PASSAGE PROVIDED:

11 Sep 2010 07:29p.m.

Deano wrote:

There will be no way to control who does the repairs and new builds.People will be desperate to be resolved,and to get their children settled and back to school etc.The only chance for building control is for the insurer to ask for three quotes,and then audit them all,but they won`t handle the pressure,and won`t have the time.How do we trust the integrity of the inspectors?what happens when funds are limited,and people are told their home is ''ok''but infact is stuffed,and not level.Will they ever sell it?Whats worse, is having a mortgage on the useless building.
The building quality will be crap,as inspectors won`t cope,and tradesmen will rush their work with greed,as they try to do more than they can handle in order to rake in the dough.The goverment needs to tax any money generated from the earthquake repairs at 40% ,That will keep things in perspective.

07 Sep 2010 11:38a.m.

Jo wrote:

Tradesman have come from all over the country to repair damage the in Christchurch. Is this just the commercial inner city the contractors are helping. What about the average resident with small repairs to do to for example, keep a roof water tight after a chimney falling down. Where do you get a builder who has time??

07 Sep 2010 06:26a.m.

Charles Ruggles wrote:

Just got done reading an email from a friend that lives in Christchurch. The just got their electricity one this morning and still have not sewers or water. They've been told it will take some time but has priority on the services. He says his wife and he can't sleep well as the aftershocks keep them awake and they wonder if it's a precursor to the BIG one.

[Records from a data collection]

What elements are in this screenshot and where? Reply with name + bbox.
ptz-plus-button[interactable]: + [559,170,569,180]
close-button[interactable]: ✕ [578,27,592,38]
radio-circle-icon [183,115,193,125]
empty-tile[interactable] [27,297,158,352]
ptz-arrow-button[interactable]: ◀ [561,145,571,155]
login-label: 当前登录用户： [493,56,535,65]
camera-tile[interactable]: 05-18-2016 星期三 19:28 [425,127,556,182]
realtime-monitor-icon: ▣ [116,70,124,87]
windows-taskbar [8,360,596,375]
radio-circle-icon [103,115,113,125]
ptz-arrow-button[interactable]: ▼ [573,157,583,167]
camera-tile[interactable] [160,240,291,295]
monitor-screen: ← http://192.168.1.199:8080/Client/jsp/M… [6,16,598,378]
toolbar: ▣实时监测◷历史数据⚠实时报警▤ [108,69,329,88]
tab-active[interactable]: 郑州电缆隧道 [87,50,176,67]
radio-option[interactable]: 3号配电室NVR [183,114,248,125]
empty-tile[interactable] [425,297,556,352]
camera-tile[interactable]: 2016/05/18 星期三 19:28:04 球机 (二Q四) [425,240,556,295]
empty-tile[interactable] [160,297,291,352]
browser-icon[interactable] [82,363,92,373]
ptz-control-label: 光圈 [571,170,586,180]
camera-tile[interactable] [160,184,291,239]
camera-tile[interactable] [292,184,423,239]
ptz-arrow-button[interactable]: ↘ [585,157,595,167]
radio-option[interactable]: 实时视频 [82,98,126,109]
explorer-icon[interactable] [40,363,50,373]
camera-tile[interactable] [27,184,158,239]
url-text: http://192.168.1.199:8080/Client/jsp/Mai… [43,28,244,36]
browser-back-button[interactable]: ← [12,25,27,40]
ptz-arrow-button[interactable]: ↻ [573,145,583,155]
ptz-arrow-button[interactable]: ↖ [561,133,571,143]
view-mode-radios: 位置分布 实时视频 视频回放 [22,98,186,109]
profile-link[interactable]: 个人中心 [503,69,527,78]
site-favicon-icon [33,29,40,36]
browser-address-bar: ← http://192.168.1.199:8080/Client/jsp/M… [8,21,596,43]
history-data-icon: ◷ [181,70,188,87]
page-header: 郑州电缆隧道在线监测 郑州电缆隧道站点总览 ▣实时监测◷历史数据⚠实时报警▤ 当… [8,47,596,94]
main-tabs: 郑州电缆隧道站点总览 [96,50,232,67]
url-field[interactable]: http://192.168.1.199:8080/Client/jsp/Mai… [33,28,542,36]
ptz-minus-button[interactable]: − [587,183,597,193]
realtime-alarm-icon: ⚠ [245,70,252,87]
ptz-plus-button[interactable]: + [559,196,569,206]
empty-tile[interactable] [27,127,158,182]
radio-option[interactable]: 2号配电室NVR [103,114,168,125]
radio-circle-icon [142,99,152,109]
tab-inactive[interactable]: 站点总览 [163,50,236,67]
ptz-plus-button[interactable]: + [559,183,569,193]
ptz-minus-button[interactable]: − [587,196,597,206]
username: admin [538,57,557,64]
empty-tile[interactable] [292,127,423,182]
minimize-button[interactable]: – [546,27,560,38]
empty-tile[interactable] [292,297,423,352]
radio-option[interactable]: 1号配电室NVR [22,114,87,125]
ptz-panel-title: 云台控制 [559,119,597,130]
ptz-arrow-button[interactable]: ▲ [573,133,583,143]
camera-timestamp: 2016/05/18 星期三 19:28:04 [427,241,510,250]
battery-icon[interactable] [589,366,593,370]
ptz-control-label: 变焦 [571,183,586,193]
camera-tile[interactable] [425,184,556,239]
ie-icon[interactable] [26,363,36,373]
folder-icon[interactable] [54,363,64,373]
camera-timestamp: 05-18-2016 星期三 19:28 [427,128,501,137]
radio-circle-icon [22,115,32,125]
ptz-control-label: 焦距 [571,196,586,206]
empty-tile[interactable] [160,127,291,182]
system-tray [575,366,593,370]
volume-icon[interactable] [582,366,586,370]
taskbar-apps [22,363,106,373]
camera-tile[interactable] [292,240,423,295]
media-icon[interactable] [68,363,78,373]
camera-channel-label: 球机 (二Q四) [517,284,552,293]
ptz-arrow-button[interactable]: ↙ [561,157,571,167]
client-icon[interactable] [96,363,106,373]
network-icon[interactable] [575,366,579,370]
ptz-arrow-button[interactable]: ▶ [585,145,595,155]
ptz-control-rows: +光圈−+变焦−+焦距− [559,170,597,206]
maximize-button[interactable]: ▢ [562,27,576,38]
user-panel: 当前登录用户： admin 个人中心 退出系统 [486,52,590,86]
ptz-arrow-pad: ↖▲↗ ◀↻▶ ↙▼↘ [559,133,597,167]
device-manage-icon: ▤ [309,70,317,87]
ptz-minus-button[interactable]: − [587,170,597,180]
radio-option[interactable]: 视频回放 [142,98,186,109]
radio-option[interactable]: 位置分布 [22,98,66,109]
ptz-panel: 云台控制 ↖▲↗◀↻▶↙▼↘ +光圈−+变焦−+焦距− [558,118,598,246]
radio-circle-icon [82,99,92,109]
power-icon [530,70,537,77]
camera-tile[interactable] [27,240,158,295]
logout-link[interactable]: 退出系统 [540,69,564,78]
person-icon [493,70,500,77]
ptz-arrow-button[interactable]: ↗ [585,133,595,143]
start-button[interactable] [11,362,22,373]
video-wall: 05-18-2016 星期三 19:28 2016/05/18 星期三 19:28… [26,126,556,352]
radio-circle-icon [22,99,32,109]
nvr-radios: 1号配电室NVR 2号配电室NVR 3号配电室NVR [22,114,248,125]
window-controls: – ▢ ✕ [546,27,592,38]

PROBLEM DESCRIPTION: Rewrite as a short list the paragraph of the comments above that begins "The building quality will be crap," keeping its main points.

TASK OUTPUT:
- Building quality will be poor.
- Inspectors won't cope.
- Greedy tradesmen will rush their work, taking on more than they can handle to make money.
- The government should tax money generated from earthquake repairs at 40% to keep things in perspective.